[Data excerpts]
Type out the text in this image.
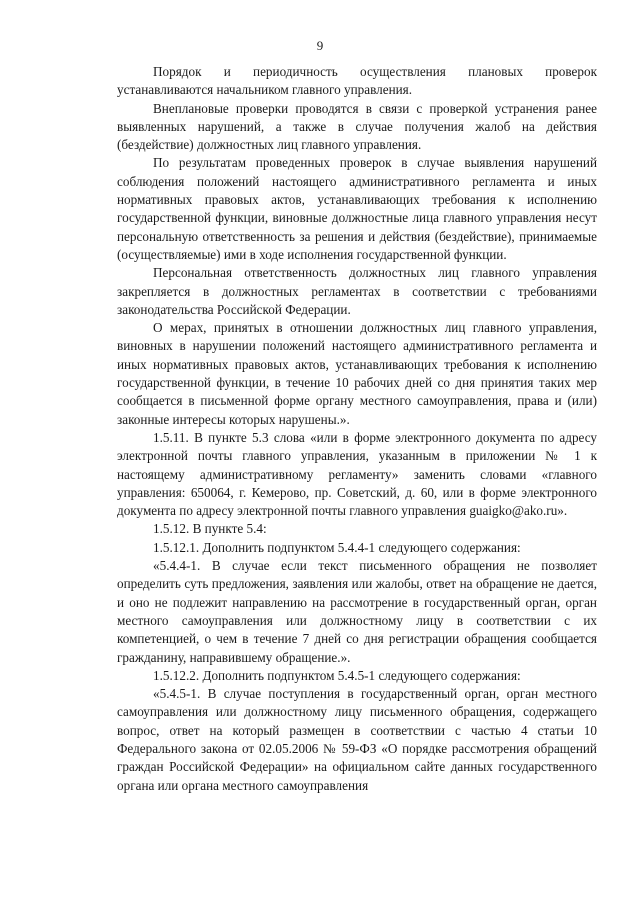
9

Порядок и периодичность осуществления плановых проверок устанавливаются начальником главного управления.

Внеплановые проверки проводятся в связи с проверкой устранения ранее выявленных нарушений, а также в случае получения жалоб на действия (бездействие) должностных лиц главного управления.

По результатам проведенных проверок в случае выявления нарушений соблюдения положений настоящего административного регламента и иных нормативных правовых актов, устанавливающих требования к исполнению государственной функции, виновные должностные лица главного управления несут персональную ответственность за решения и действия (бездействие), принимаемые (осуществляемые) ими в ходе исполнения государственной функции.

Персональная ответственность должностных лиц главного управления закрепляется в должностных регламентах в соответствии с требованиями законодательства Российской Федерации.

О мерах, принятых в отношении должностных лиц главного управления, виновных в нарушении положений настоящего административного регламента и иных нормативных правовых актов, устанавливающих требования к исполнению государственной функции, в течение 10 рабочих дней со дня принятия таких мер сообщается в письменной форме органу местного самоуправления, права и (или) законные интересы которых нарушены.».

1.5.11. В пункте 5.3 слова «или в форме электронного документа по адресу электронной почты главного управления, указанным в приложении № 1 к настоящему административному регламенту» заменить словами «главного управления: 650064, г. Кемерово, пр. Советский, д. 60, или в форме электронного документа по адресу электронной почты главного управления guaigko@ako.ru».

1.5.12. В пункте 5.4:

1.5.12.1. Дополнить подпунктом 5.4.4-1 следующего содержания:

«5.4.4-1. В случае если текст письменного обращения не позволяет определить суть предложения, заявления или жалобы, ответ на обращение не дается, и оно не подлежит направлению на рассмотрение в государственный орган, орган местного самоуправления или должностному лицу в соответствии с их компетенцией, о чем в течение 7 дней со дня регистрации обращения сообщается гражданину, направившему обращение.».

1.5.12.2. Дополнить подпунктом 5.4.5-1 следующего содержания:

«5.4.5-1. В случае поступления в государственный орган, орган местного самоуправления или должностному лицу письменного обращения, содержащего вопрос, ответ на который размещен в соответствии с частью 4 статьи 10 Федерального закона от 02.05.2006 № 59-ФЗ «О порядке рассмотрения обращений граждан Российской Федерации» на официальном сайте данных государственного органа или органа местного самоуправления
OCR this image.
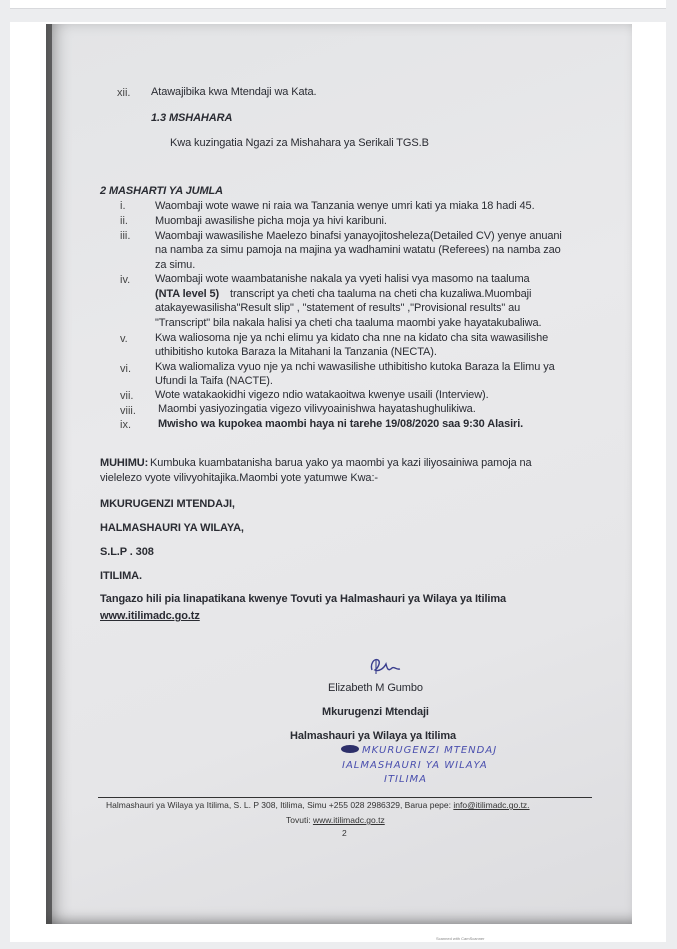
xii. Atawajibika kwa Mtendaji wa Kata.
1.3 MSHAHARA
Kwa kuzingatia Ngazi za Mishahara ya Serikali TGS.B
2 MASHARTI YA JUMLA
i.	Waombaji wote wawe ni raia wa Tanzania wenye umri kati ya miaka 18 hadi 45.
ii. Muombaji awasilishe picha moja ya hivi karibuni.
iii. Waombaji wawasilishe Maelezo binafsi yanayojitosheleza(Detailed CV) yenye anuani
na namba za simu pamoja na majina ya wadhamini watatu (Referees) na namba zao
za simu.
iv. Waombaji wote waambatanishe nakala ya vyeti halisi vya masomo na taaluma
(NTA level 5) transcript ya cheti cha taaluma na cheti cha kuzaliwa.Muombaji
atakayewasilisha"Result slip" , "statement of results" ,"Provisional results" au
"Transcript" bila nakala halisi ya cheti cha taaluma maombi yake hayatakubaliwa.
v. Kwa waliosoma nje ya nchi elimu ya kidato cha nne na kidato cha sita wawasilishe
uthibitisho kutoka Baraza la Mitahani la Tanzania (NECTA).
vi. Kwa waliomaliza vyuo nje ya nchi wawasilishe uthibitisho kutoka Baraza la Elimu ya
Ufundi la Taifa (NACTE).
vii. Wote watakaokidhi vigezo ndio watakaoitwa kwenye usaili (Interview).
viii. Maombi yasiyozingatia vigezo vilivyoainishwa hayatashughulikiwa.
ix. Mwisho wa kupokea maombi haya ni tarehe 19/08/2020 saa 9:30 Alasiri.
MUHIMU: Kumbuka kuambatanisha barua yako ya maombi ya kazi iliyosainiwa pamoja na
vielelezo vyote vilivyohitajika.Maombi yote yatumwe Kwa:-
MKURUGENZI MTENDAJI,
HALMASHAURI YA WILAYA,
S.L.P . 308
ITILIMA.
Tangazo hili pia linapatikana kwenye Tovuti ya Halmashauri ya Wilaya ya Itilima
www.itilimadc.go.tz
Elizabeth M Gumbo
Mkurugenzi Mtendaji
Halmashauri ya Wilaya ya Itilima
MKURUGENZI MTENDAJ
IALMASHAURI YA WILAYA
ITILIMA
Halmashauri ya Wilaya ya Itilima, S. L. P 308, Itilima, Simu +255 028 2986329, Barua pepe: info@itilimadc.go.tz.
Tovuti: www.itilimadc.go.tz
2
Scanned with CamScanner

#### What is required:
None of the pictures should appear; repeat the records exactly otherwise.

#### Written response:
Type out the text in this image.
9

Порядок и периодичность осуществления плановых проверок устанавливаются начальником главного управления.

Внеплановые проверки проводятся в связи с проверкой устранения ранее выявленных нарушений, а также в случае получения жалоб на действия (бездействие) должностных лиц главного управления.

По результатам проведенных проверок в случае выявления нарушений соблюдения положений настоящего административного регламента и иных нормативных правовых актов, устанавливающих требования к исполнению государственной функции, виновные должностные лица главного управления несут персональную ответственность за решения и действия (бездействие), принимаемые (осуществляемые) ими в ходе исполнения государственной функции.

Персональная ответственность должностных лиц главного управления закрепляется в должностных регламентах в соответствии с требованиями законодательства Российской Федерации.

О мерах, принятых в отношении должностных лиц главного управления, виновных в нарушении положений настоящего административного регламента и иных нормативных правовых актов, устанавливающих требования к исполнению государственной функции, в течение 10 рабочих дней со дня принятия таких мер сообщается в письменной форме органу местного самоуправления, права и (или) законные интересы которых нарушены.».

1.5.11. В пункте 5.3 слова «или в форме электронного документа по адресу электронной почты главного управления, указанным в приложении № 1 к настоящему административному регламенту» заменить словами «главного управления: 650064, г. Кемерово, пр. Советский, д. 60, или в форме электронного документа по адресу электронной почты главного управления guaigko@ako.ru».

1.5.12. В пункте 5.4:

1.5.12.1. Дополнить подпунктом 5.4.4-1 следующего содержания:

«5.4.4-1. В случае если текст письменного обращения не позволяет определить суть предложения, заявления или жалобы, ответ на обращение не дается, и оно не подлежит направлению на рассмотрение в государственный орган, орган местного самоуправления или должностному лицу в соответствии с их компетенцией, о чем в течение 7 дней со дня регистрации обращения сообщается гражданину, направившему обращение.».

1.5.12.2. Дополнить подпунктом 5.4.5-1 следующего содержания:

«5.4.5-1. В случае поступления в государственный орган, орган местного самоуправления или должностному лицу письменного обращения, содержащего вопрос, ответ на который размещен в соответствии с частью 4 статьи 10 Федерального закона от 02.05.2006 № 59-ФЗ «О порядке рассмотрения обращений граждан Российской Федерации» на официальном сайте данных государственного органа или органа местного самоуправления
OCR this image.
xii. Atawajibika kwa Mtendaji wa Kata.
1.3 MSHAHARA
Kwa kuzingatia Ngazi za Mishahara ya Serikali TGS.B
2 MASHARTI YA JUMLA
i.	Waombaji wote wawe ni raia wa Tanzania wenye umri kati ya miaka 18 hadi 45.
ii. Muombaji awasilishe picha moja ya hivi karibuni.
iii. Waombaji wawasilishe Maelezo binafsi yanayojitosheleza(Detailed CV) yenye anuani
na namba za simu pamoja na majina ya wadhamini watatu (Referees) na namba zao
za simu.
iv. Waombaji wote waambatanishe nakala ya vyeti halisi vya masomo na taaluma
(NTA level 5) transcript ya cheti cha taaluma na cheti cha kuzaliwa.Muombaji
atakayewasilisha"Result slip" , "statement of results" ,"Provisional results" au
"Transcript" bila nakala halisi ya cheti cha taaluma maombi yake hayatakubaliwa.
v. Kwa waliosoma nje ya nchi elimu ya kidato cha nne na kidato cha sita wawasilishe
uthibitisho kutoka Baraza la Mitahani la Tanzania (NECTA).
vi. Kwa waliomaliza vyuo nje ya nchi wawasilishe uthibitisho kutoka Baraza la Elimu ya
Ufundi la Taifa (NACTE).
vii. Wote watakaokidhi vigezo ndio watakaoitwa kwenye usaili (Interview).
viii. Maombi yasiyozingatia vigezo vilivyoainishwa hayatashughulikiwa.
ix. Mwisho wa kupokea maombi haya ni tarehe 19/08/2020 saa 9:30 Alasiri.
MUHIMU: Kumbuka kuambatanisha barua yako ya maombi ya kazi iliyosainiwa pamoja na
vielelezo vyote vilivyohitajika.Maombi yote yatumwe Kwa:-
MKURUGENZI MTENDAJI,
HALMASHAURI YA WILAYA,
S.L.P . 308
ITILIMA.
Tangazo hili pia linapatikana kwenye Tovuti ya Halmashauri ya Wilaya ya Itilima
www.itilimadc.go.tz
Elizabeth M Gumbo
Mkurugenzi Mtendaji
Halmashauri ya Wilaya ya Itilima
MKURUGENZI MTENDAJ
IALMASHAURI YA WILAYA
ITILIMA
Halmashauri ya Wilaya ya Itilima, S. L. P 308, Itilima, Simu +255 028 2986329, Barua pepe: info@itilimadc.go.tz.
Tovuti: www.itilimadc.go.tz
2
Scanned with CamScanner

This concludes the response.